### AIM OF THE TASK
Copy the rows from the start of the rows through the row containing "hero-name-line1: Koua Angaman", inclusive, swapping every "interactable" for "clickable" and changing nothing else.
────────────────────────────────────────
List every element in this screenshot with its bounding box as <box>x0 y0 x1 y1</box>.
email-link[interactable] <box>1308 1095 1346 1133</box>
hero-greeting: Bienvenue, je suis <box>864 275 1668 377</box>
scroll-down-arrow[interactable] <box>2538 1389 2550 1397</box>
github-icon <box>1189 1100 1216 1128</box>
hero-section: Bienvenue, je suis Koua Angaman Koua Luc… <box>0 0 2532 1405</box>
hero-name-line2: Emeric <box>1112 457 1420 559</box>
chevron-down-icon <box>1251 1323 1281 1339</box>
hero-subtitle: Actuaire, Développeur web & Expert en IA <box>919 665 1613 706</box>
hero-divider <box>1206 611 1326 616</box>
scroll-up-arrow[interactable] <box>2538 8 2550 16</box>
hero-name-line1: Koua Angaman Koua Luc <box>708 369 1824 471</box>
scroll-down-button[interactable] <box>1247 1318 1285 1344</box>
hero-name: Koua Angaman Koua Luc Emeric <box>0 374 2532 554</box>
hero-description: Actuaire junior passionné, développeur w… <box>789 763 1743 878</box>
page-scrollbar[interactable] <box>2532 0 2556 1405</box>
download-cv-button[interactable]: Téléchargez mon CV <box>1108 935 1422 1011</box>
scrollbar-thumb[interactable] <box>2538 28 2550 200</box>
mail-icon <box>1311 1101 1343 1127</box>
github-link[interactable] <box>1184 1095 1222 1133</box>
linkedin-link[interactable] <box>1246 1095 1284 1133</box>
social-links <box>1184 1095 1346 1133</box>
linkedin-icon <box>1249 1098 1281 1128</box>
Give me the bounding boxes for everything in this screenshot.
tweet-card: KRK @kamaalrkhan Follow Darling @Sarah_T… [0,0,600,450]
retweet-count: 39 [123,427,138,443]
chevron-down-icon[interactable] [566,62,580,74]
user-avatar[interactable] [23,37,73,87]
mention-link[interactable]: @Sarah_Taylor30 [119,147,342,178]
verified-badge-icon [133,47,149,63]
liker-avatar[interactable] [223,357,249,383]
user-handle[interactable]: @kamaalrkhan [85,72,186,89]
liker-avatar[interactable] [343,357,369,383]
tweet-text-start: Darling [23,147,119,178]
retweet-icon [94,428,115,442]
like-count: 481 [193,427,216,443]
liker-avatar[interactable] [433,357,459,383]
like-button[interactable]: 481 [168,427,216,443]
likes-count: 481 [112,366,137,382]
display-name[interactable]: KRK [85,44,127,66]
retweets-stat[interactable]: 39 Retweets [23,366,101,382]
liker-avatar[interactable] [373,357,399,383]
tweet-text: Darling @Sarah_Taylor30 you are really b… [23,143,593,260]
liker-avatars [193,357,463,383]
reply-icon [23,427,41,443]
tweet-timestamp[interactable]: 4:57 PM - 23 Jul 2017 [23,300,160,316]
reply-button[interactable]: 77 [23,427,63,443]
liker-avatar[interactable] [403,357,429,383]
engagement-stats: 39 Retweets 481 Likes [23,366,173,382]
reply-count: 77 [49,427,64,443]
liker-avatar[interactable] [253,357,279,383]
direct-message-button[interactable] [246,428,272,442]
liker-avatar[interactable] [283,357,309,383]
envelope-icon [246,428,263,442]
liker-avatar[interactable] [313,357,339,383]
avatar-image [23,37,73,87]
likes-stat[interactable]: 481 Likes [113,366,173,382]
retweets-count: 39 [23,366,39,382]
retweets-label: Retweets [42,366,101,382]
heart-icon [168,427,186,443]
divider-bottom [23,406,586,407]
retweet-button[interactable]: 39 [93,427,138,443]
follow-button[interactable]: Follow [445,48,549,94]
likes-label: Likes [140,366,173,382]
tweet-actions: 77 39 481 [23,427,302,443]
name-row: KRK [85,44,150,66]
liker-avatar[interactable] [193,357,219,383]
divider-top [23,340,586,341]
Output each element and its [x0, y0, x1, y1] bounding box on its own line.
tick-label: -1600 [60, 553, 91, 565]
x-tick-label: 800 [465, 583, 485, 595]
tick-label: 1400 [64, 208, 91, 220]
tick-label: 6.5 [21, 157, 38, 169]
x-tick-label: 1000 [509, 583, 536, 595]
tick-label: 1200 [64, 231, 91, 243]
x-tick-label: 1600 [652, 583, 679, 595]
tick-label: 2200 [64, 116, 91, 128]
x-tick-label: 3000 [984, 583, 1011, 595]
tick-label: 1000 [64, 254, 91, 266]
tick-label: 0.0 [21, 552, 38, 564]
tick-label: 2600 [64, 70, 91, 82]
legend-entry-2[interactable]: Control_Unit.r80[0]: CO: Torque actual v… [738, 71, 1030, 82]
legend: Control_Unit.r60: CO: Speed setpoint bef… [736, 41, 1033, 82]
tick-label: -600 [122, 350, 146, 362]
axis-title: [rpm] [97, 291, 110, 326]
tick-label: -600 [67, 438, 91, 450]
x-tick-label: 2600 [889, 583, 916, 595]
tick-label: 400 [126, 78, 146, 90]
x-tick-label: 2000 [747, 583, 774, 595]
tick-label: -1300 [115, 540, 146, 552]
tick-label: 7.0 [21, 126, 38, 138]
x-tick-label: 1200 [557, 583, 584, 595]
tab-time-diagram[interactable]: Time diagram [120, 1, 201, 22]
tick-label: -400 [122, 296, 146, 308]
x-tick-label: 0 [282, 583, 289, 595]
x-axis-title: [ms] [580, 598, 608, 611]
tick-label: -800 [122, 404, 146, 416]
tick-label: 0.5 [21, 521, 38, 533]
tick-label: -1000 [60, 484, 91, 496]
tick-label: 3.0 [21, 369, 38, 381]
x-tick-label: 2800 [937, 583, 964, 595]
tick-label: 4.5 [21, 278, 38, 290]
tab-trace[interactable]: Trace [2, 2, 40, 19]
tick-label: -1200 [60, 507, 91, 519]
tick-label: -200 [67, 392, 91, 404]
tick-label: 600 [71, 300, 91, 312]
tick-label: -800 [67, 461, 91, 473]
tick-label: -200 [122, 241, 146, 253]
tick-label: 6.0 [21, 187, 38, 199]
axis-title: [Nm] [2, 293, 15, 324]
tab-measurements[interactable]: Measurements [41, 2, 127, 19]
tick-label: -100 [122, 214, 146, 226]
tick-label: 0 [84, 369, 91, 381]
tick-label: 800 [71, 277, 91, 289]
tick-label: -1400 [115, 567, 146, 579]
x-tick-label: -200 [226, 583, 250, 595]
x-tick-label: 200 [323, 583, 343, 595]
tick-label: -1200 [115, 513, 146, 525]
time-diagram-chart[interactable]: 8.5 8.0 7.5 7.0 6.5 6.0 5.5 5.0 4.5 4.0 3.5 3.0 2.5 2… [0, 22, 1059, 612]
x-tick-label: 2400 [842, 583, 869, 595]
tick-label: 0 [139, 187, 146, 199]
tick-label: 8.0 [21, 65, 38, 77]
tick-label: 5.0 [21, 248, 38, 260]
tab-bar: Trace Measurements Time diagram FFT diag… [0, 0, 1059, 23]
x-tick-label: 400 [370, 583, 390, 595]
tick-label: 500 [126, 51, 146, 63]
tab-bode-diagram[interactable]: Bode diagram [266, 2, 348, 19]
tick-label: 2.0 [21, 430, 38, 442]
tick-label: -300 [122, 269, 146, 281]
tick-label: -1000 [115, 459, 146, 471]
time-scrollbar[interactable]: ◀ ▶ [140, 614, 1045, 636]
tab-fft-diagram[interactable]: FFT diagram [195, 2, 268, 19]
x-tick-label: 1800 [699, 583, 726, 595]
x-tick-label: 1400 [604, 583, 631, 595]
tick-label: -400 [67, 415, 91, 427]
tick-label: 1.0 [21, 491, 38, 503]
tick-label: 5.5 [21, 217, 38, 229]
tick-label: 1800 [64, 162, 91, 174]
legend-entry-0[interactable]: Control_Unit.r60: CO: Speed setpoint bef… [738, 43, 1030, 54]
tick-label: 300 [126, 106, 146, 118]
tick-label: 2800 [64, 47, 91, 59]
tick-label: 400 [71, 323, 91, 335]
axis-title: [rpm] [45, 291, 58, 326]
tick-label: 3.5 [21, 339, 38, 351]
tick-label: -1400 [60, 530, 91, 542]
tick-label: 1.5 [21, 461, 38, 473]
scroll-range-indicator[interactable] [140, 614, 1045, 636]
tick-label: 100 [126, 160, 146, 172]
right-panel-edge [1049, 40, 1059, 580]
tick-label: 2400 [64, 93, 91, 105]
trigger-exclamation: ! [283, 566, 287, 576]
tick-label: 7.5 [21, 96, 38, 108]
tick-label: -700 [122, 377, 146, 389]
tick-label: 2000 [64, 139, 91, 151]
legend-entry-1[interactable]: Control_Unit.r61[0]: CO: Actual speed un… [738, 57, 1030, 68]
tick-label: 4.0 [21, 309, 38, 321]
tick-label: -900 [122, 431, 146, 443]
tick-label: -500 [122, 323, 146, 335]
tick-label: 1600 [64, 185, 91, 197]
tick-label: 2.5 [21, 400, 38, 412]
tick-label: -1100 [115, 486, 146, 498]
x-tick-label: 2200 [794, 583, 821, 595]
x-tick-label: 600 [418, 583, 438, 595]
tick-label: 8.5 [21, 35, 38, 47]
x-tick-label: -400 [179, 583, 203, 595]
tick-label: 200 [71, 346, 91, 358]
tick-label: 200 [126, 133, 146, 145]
────────────────────────────────────────
### SOLUTION TO THIS TASK
List every element in this screenshot with its bounding box as <box>x0 y0 x1 y1</box>.
email-link[clickable] <box>1308 1095 1346 1133</box>
hero-greeting: Bienvenue, je suis <box>864 275 1668 377</box>
scroll-down-arrow[clickable] <box>2538 1389 2550 1397</box>
github-icon <box>1189 1100 1216 1128</box>
hero-section: Bienvenue, je suis Koua Angaman Koua Luc… <box>0 0 2532 1405</box>
hero-name-line2: Emeric <box>1112 457 1420 559</box>
chevron-down-icon <box>1251 1323 1281 1339</box>
hero-subtitle: Actuaire, Développeur web & Expert en IA <box>919 665 1613 706</box>
hero-divider <box>1206 611 1326 616</box>
scroll-up-arrow[clickable] <box>2538 8 2550 16</box>
hero-name-line1: Koua Angaman Koua Luc <box>708 369 1824 471</box>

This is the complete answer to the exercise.